Brief -
Reproduce every entry that follows word for word, but omit the images.
══════════════════════════════
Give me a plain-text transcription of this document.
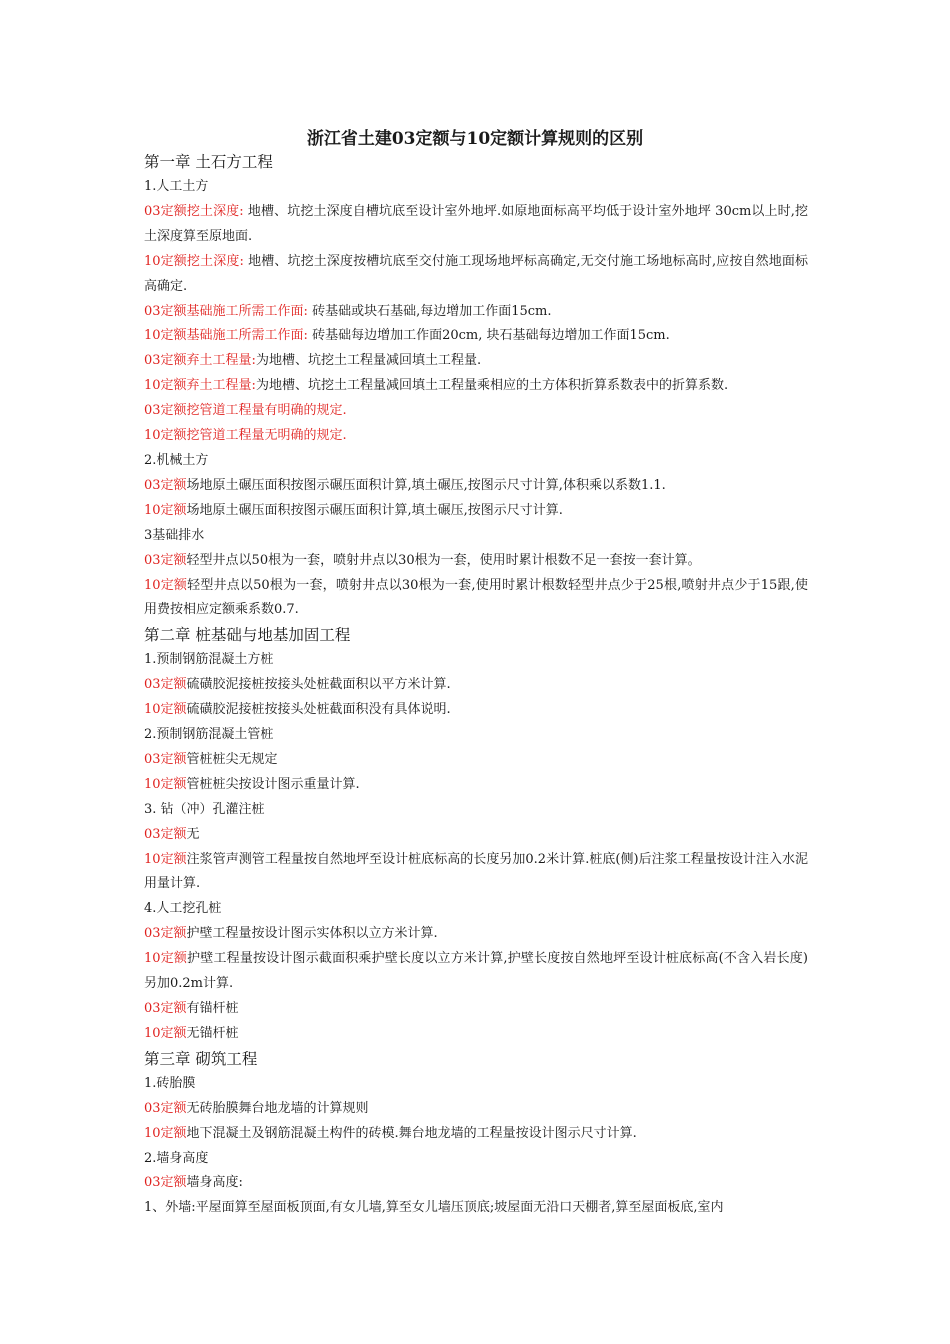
浙江省土建03定额与10定额计算规则的区别
第一章 土石方工程
1.人工土方
03定额挖土深度: 地槽、坑挖土深度自槽坑底至设计室外地坪.如原地面标高平均低于设计室外地坪 30cm以上时,挖土深度算至原地面.
10定额挖土深度: 地槽、坑挖土深度按槽坑底至交付施工现场地坪标高确定,无交付施工场地标高时,应按自然地面标高确定.
03定额基础施工所需工作面: 砖基础或块石基础,每边增加工作面15cm.
10定额基础施工所需工作面: 砖基础每边增加工作面20cm, 块石基础每边增加工作面15cm.
03定额弃土工程量:为地槽、坑挖土工程量减回填土工程量.
10定额弃土工程量:为地槽、坑挖土工程量减回填土工程量乘相应的土方体积折算系数表中的折算系数.
03定额挖管道工程量有明确的规定.
10定额挖管道工程量无明确的规定.
2.机械土方
03定额场地原土碾压面积按图示碾压面积计算,填土碾压,按图示尺寸计算,体积乘以系数1.1.
10定额场地原土碾压面积按图示碾压面积计算,填土碾压,按图示尺寸计算.
3基础排水
03定额轻型井点以50根为一套，喷射井点以30根为一套，使用时累计根数不足一套按一套计算。
10定额轻型井点以50根为一套，喷射井点以30根为一套,使用时累计根数轻型井点少于25根,喷射井点少于15跟,使用费按相应定额乘系数0.7.
第二章 桩基础与地基加固工程
1.预制钢筋混凝土方桩
03定额硫磺胶泥接桩按接头处桩截面积以平方米计算.
10定额硫磺胶泥接桩按接头处桩截面积没有具体说明.
2.预制钢筋混凝土管桩
03定额管桩桩尖无规定
10定额管桩桩尖按设计图示重量计算.
3. 钻（冲）孔灌注桩
03定额无
10定额注浆管声测管工程量按自然地坪至设计桩底标高的长度另加0.2米计算.桩底(侧)后注浆工程量按设计注入水泥用量计算.
4.人工挖孔桩
03定额护壁工程量按设计图示实体积以立方米计算.
10定额护壁工程量按设计图示截面积乘护壁长度以立方米计算,护壁长度按自然地坪至设计桩底标高(不含入岩长度)另加0.2m计算.
03定额有锚杆桩
10定额无锚杆桩
第三章 砌筑工程
1.砖胎膜
03定额无砖胎膜舞台地龙墙的计算规则
10定额地下混凝土及钢筋混凝土构件的砖模.舞台地龙墙的工程量按设计图示尺寸计算.
2.墙身高度
03定额墙身高度:
1、外墙:平屋面算至屋面板顶面,有女儿墙,算至女儿墙压顶底;坡屋面无沿口天棚者,算至屋面板底,室内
══════════════════════════════
Response to this exercise -
Give me a plain-text transcription of this document.
浙江省土建03定额与10定额计算规则的区别
第一章 土石方工程
1.人工土方
03定额挖土深度: 地槽、坑挖土深度自槽坑底至设计室外地坪.如原地面标高平均低于设计室外地坪 30cm以上时,挖土深度算至原地面.
10定额挖土深度: 地槽、坑挖土深度按槽坑底至交付施工现场地坪标高确定,无交付施工场地标高时,应按自然地面标高确定.
03定额基础施工所需工作面: 砖基础或块石基础,每边增加工作面15cm.
10定额基础施工所需工作面: 砖基础每边增加工作面20cm, 块石基础每边增加工作面15cm.
03定额弃土工程量:为地槽、坑挖土工程量减回填土工程量.
10定额弃土工程量:为地槽、坑挖土工程量减回填土工程量乘相应的土方体积折算系数表中的折算系数.
03定额挖管道工程量有明确的规定.
10定额挖管道工程量无明确的规定.
2.机械土方
03定额场地原土碾压面积按图示碾压面积计算,填土碾压,按图示尺寸计算,体积乘以系数1.1.
10定额场地原土碾压面积按图示碾压面积计算,填土碾压,按图示尺寸计算.
3基础排水
03定额轻型井点以50根为一套，喷射井点以30根为一套，使用时累计根数不足一套按一套计算。
10定额轻型井点以50根为一套，喷射井点以30根为一套,使用时累计根数轻型井点少于25根,喷射井点少于15跟,使用费按相应定额乘系数0.7.
第二章 桩基础与地基加固工程
1.预制钢筋混凝土方桩
03定额硫磺胶泥接桩按接头处桩截面积以平方米计算.
10定额硫磺胶泥接桩按接头处桩截面积没有具体说明.
2.预制钢筋混凝土管桩
03定额管桩桩尖无规定
10定额管桩桩尖按设计图示重量计算.
3. 钻（冲）孔灌注桩
03定额无
10定额注浆管声测管工程量按自然地坪至设计桩底标高的长度另加0.2米计算.桩底(侧)后注浆工程量按设计注入水泥用量计算.
4.人工挖孔桩
03定额护壁工程量按设计图示实体积以立方米计算.
10定额护壁工程量按设计图示截面积乘护壁长度以立方米计算,护壁长度按自然地坪至设计桩底标高(不含入岩长度)另加0.2m计算.
03定额有锚杆桩
10定额无锚杆桩
第三章 砌筑工程
1.砖胎膜
03定额无砖胎膜舞台地龙墙的计算规则
10定额地下混凝土及钢筋混凝土构件的砖模.舞台地龙墙的工程量按设计图示尺寸计算.
2.墙身高度
03定额墙身高度:
1、外墙:平屋面算至屋面板顶面,有女儿墙,算至女儿墙压顶底;坡屋面无沿口天棚者,算至屋面板底,室内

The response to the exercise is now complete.